→ Task directions
Begin at the line containing "Convert this screenshot" and copy exactly through the last line of the listing, skipping every picture.

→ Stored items
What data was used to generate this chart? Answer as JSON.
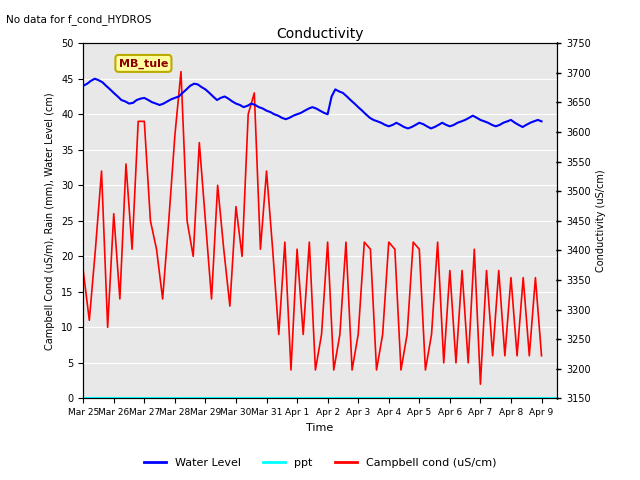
{
  "title": "Conductivity",
  "top_left_text": "No data for f_cond_HYDROS",
  "xlabel": "Time",
  "ylabel_left": "Campbell Cond (uS/m), Rain (mm), Water Level (cm)",
  "ylabel_right": "Conductivity (uS/cm)",
  "xlim": [
    0,
    15.5
  ],
  "ylim_left": [
    0,
    50
  ],
  "ylim_right": [
    3150,
    3750
  ],
  "x_tick_labels": [
    "Mar 25",
    "Mar 26",
    "Mar 27",
    "Mar 28",
    "Mar 29",
    "Mar 30",
    "Mar 31",
    "Apr 1",
    "Apr 2",
    "Apr 3",
    "Apr 4",
    "Apr 5",
    "Apr 6",
    "Apr 7",
    "Apr 8",
    "Apr 9"
  ],
  "x_tick_positions": [
    0,
    1,
    2,
    3,
    4,
    5,
    6,
    7,
    8,
    9,
    10,
    11,
    12,
    13,
    14,
    15
  ],
  "legend_labels": [
    "Water Level",
    "ppt",
    "Campbell cond (uS/cm)"
  ],
  "legend_colors": [
    "blue",
    "cyan",
    "red"
  ],
  "box_label": "MB_tule",
  "box_facecolor": "#FFFFA0",
  "box_edgecolor": "#BBAA00",
  "background_color": "#E8E8E8",
  "water_level_x": [
    0.0,
    0.13,
    0.25,
    0.38,
    0.5,
    0.63,
    0.75,
    0.88,
    1.0,
    1.13,
    1.25,
    1.38,
    1.5,
    1.63,
    1.75,
    1.88,
    2.0,
    2.13,
    2.25,
    2.38,
    2.5,
    2.63,
    2.75,
    2.88,
    3.0,
    3.13,
    3.25,
    3.38,
    3.5,
    3.63,
    3.75,
    3.88,
    4.0,
    4.13,
    4.25,
    4.38,
    4.5,
    4.63,
    4.75,
    4.88,
    5.0,
    5.13,
    5.25,
    5.38,
    5.5,
    5.63,
    5.75,
    5.88,
    6.0,
    6.13,
    6.25,
    6.38,
    6.5,
    6.63,
    6.75,
    6.88,
    7.0,
    7.13,
    7.25,
    7.38,
    7.5,
    7.63,
    7.75,
    7.88,
    8.0,
    8.13,
    8.25,
    8.38,
    8.5,
    8.63,
    8.75,
    8.88,
    9.0,
    9.13,
    9.25,
    9.38,
    9.5,
    9.63,
    9.75,
    9.88,
    10.0,
    10.13,
    10.25,
    10.38,
    10.5,
    10.63,
    10.75,
    10.88,
    11.0,
    11.13,
    11.25,
    11.38,
    11.5,
    11.63,
    11.75,
    11.88,
    12.0,
    12.13,
    12.25,
    12.38,
    12.5,
    12.63,
    12.75,
    12.88,
    13.0,
    13.13,
    13.25,
    13.38,
    13.5,
    13.63,
    13.75,
    13.88,
    14.0,
    14.13,
    14.25,
    14.38,
    14.5,
    14.63,
    14.75,
    14.88,
    15.0
  ],
  "water_level_y": [
    44.0,
    44.3,
    44.7,
    45.0,
    44.8,
    44.5,
    44.0,
    43.5,
    43.0,
    42.5,
    42.0,
    41.8,
    41.5,
    41.6,
    42.0,
    42.2,
    42.3,
    42.0,
    41.7,
    41.5,
    41.3,
    41.5,
    41.8,
    42.1,
    42.3,
    42.5,
    43.0,
    43.5,
    44.0,
    44.3,
    44.2,
    43.8,
    43.5,
    43.0,
    42.5,
    42.0,
    42.3,
    42.5,
    42.2,
    41.8,
    41.5,
    41.3,
    41.0,
    41.2,
    41.5,
    41.3,
    41.0,
    40.8,
    40.5,
    40.3,
    40.0,
    39.8,
    39.5,
    39.3,
    39.5,
    39.8,
    40.0,
    40.2,
    40.5,
    40.8,
    41.0,
    40.8,
    40.5,
    40.2,
    40.0,
    42.5,
    43.5,
    43.2,
    43.0,
    42.5,
    42.0,
    41.5,
    41.0,
    40.5,
    40.0,
    39.5,
    39.2,
    39.0,
    38.8,
    38.5,
    38.3,
    38.5,
    38.8,
    38.5,
    38.2,
    38.0,
    38.2,
    38.5,
    38.8,
    38.6,
    38.3,
    38.0,
    38.2,
    38.5,
    38.8,
    38.5,
    38.3,
    38.5,
    38.8,
    39.0,
    39.2,
    39.5,
    39.8,
    39.5,
    39.2,
    39.0,
    38.8,
    38.5,
    38.3,
    38.5,
    38.8,
    39.0,
    39.2,
    38.8,
    38.5,
    38.2,
    38.5,
    38.8,
    39.0,
    39.2,
    39.0
  ],
  "campbell_x": [
    0.0,
    0.2,
    0.4,
    0.6,
    0.8,
    1.0,
    1.2,
    1.4,
    1.6,
    1.8,
    2.0,
    2.2,
    2.4,
    2.6,
    2.8,
    3.0,
    3.2,
    3.4,
    3.6,
    3.8,
    4.0,
    4.2,
    4.4,
    4.6,
    4.8,
    5.0,
    5.2,
    5.4,
    5.6,
    5.8,
    6.0,
    6.2,
    6.4,
    6.6,
    6.8,
    7.0,
    7.2,
    7.4,
    7.6,
    7.8,
    8.0,
    8.2,
    8.4,
    8.6,
    8.8,
    9.0,
    9.2,
    9.4,
    9.6,
    9.8,
    10.0,
    10.2,
    10.4,
    10.6,
    10.8,
    11.0,
    11.2,
    11.4,
    11.6,
    11.8,
    12.0,
    12.2,
    12.4,
    12.6,
    12.8,
    13.0,
    13.2,
    13.4,
    13.6,
    13.8,
    14.0,
    14.2,
    14.4,
    14.6,
    14.8,
    15.0
  ],
  "campbell_y": [
    18,
    11,
    21,
    32,
    10,
    26,
    14,
    33,
    21,
    39,
    39,
    25,
    21,
    14,
    25,
    37,
    46,
    25,
    20,
    36,
    25,
    14,
    30,
    21,
    13,
    27,
    20,
    40,
    43,
    21,
    32,
    21,
    9,
    22,
    4,
    21,
    9,
    22,
    4,
    9,
    22,
    4,
    9,
    22,
    4,
    9,
    22,
    21,
    4,
    9,
    22,
    21,
    4,
    9,
    22,
    21,
    4,
    9,
    22,
    5,
    18,
    5,
    18,
    5,
    21,
    2,
    18,
    6,
    18,
    6,
    17,
    6,
    17,
    6,
    17,
    6
  ],
  "ppt_y": 0.0
}
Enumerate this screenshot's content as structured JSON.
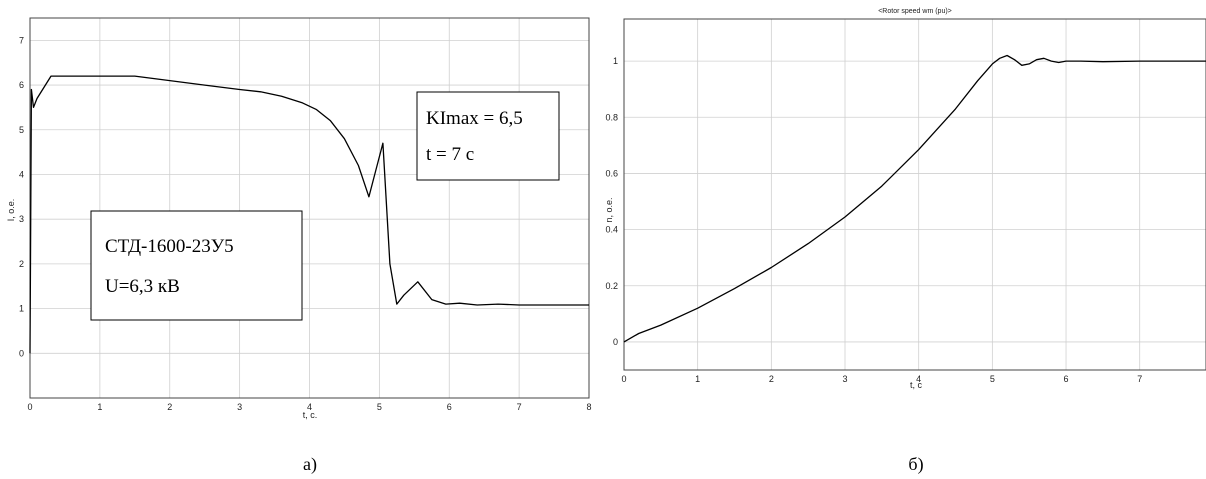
{
  "chart_data": [
    {
      "type": "line",
      "panel": "a",
      "caption": "а)",
      "title": "",
      "xlabel": "t, c.",
      "ylabel": "I, o.e.",
      "xlim": [
        0,
        8
      ],
      "ylim": [
        -1,
        7.5
      ],
      "xticks": [
        "0",
        "1",
        "2",
        "3",
        "4",
        "5",
        "6",
        "7",
        "8"
      ],
      "yticks": [
        "0",
        "1",
        "2",
        "3",
        "4",
        "5",
        "6",
        "7"
      ],
      "grid": true,
      "annotations": [
        {
          "lines": [
            "СТД-1600-23У5",
            "U=6,3 кВ"
          ]
        },
        {
          "lines": [
            "KImax = 6,5",
            "t = 7 с"
          ]
        }
      ],
      "series": [
        {
          "x": [
            0,
            0.02,
            0.05,
            0.1,
            0.3,
            0.8,
            1.5,
            2.0,
            2.5,
            3.0,
            3.3,
            3.6,
            3.9,
            4.1,
            4.3,
            4.5,
            4.7,
            4.85,
            4.95,
            5.05,
            5.15,
            5.25,
            5.35,
            5.55,
            5.75,
            5.95,
            6.15,
            6.4,
            6.7,
            7.0,
            7.5,
            8.0
          ],
          "y": [
            0,
            5.9,
            5.5,
            5.7,
            6.2,
            6.2,
            6.2,
            6.1,
            6.0,
            5.9,
            5.85,
            5.75,
            5.6,
            5.45,
            5.2,
            4.8,
            4.2,
            3.5,
            4.1,
            4.7,
            2.0,
            1.1,
            1.3,
            1.6,
            1.2,
            1.1,
            1.12,
            1.08,
            1.1,
            1.08,
            1.08,
            1.08
          ]
        }
      ]
    },
    {
      "type": "line",
      "panel": "b",
      "caption": "б)",
      "title": "<Rotor speed  wm  (pu)>",
      "xlabel": "t, c",
      "ylabel": "n, o.e.",
      "xlim": [
        0,
        7.9
      ],
      "ylim": [
        -0.1,
        1.15
      ],
      "xticks": [
        "0",
        "1",
        "2",
        "3",
        "4",
        "5",
        "6",
        "7"
      ],
      "yticks": [
        "0",
        "0.2",
        "0.4",
        "0.6",
        "0.8",
        "1"
      ],
      "grid": true,
      "series": [
        {
          "x": [
            0,
            0.2,
            0.5,
            1.0,
            1.5,
            2.0,
            2.5,
            3.0,
            3.5,
            4.0,
            4.5,
            4.8,
            5.0,
            5.1,
            5.2,
            5.3,
            5.4,
            5.5,
            5.6,
            5.7,
            5.8,
            5.9,
            6.0,
            6.2,
            6.5,
            7.0,
            7.5,
            7.9
          ],
          "y": [
            0,
            0.03,
            0.06,
            0.12,
            0.19,
            0.265,
            0.35,
            0.445,
            0.555,
            0.685,
            0.83,
            0.93,
            0.99,
            1.01,
            1.02,
            1.005,
            0.985,
            0.99,
            1.005,
            1.01,
            1.0,
            0.995,
            1.0,
            1.0,
            0.998,
            1.0,
            1.0,
            1.0
          ]
        }
      ]
    }
  ]
}
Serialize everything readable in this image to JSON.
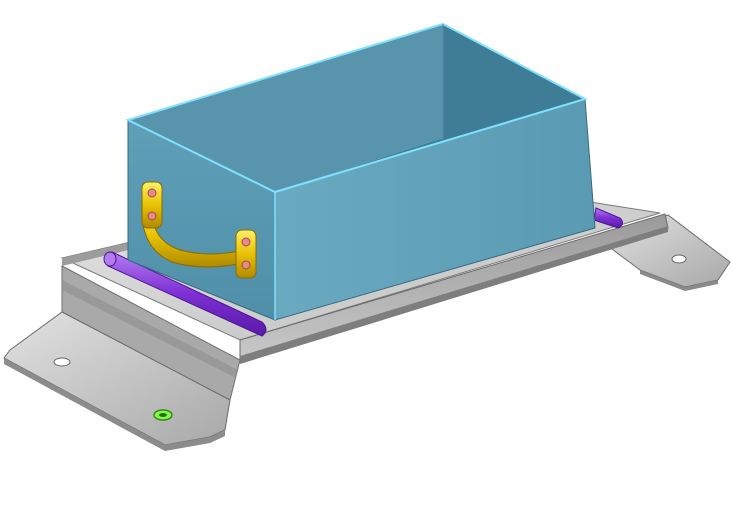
{
  "scene": {
    "background": "#ffffff",
    "colors": {
      "tray_light": "#dcdcdc",
      "tray_mid": "#b4b4b4",
      "tray_dark": "#8a8a8a",
      "rail": "#7d2fd4",
      "rail_light": "#a66be8",
      "box_front": "#5a9cb5",
      "box_side": "#67a8bf",
      "box_inner": "#3f7d96",
      "box_edge": "#7fe0ff",
      "handle": "#e8c200",
      "handle_dark": "#b89200",
      "screw": "#e88a8a",
      "hole_green": "#7dff4a"
    },
    "components": [
      {
        "name": "tray",
        "type": "bent-sheet-metal-base"
      },
      {
        "name": "rails",
        "type": "cylindrical-rod",
        "count": 2
      },
      {
        "name": "bin",
        "type": "open-top-box"
      },
      {
        "name": "handle",
        "type": "bail-handle",
        "screws": 4
      },
      {
        "name": "mounting-holes",
        "count": 3
      }
    ]
  }
}
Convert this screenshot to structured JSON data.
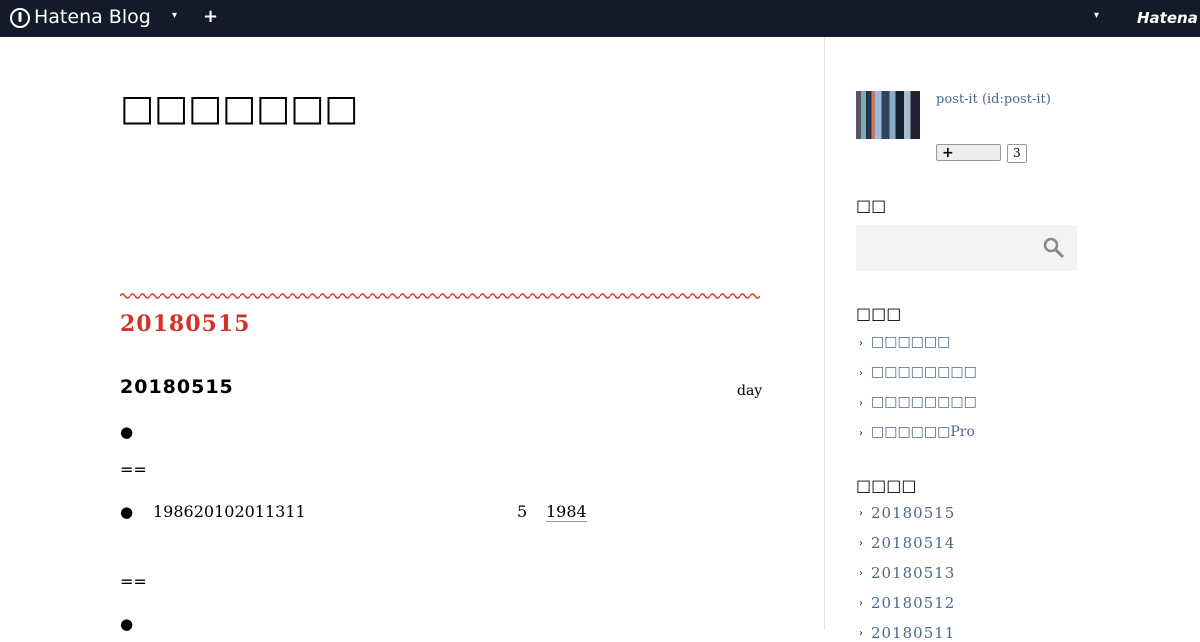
{
  "header": {
    "logo": "Hatena Blog",
    "brand": "Hatena"
  },
  "blog": {
    "title": "□□□□□□□"
  },
  "entry": {
    "date": "20180515",
    "title": "20180515",
    "category": "day",
    "lines": [
      {
        "bullet": "●"
      },
      {
        "text": "=="
      },
      {
        "bullet": "●",
        "parts": [
          "198620102011311",
          "5",
          "1984"
        ]
      },
      {
        "text": "=="
      },
      {
        "bullet": "●"
      }
    ]
  },
  "sidebar": {
    "profile": {
      "name": "post-it (id:post-it)",
      "count": "3"
    },
    "search": {
      "heading": "□□"
    },
    "links": {
      "heading": "□□□",
      "items": [
        "□□□□□□",
        "□□□□□□□□",
        "□□□□□□□□",
        "□□□□□□Pro"
      ]
    },
    "archive": {
      "heading": "□□□□",
      "items": [
        "20180515",
        "20180514",
        "20180513",
        "20180512",
        "20180511"
      ]
    }
  }
}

→ Written reply
Convert this screenshot to structured JSON data.
{
  "header": {
    "logo": "Hatena Blog",
    "brand": "Hatena"
  },
  "blog": {
    "title": "□□□□□□□"
  },
  "entry": {
    "date": "20180515",
    "title": "20180515",
    "category": "day",
    "lines": [
      {
        "bullet": "●"
      },
      {
        "text": "=="
      },
      {
        "bullet": "●",
        "parts": [
          "198620102011311",
          "5",
          "1984"
        ]
      },
      {
        "text": "=="
      },
      {
        "bullet": "●"
      }
    ]
  },
  "sidebar": {
    "profile": {
      "name": "post-it (id:post-it)",
      "count": "3"
    },
    "search": {
      "heading": "□□"
    },
    "links": {
      "heading": "□□□",
      "items": [
        "□□□□□□",
        "□□□□□□□□",
        "□□□□□□□□",
        "□□□□□□Pro"
      ]
    },
    "archive": {
      "heading": "□□□□",
      "items": [
        "20180515",
        "20180514",
        "20180513",
        "20180512",
        "20180511"
      ]
    }
  }
}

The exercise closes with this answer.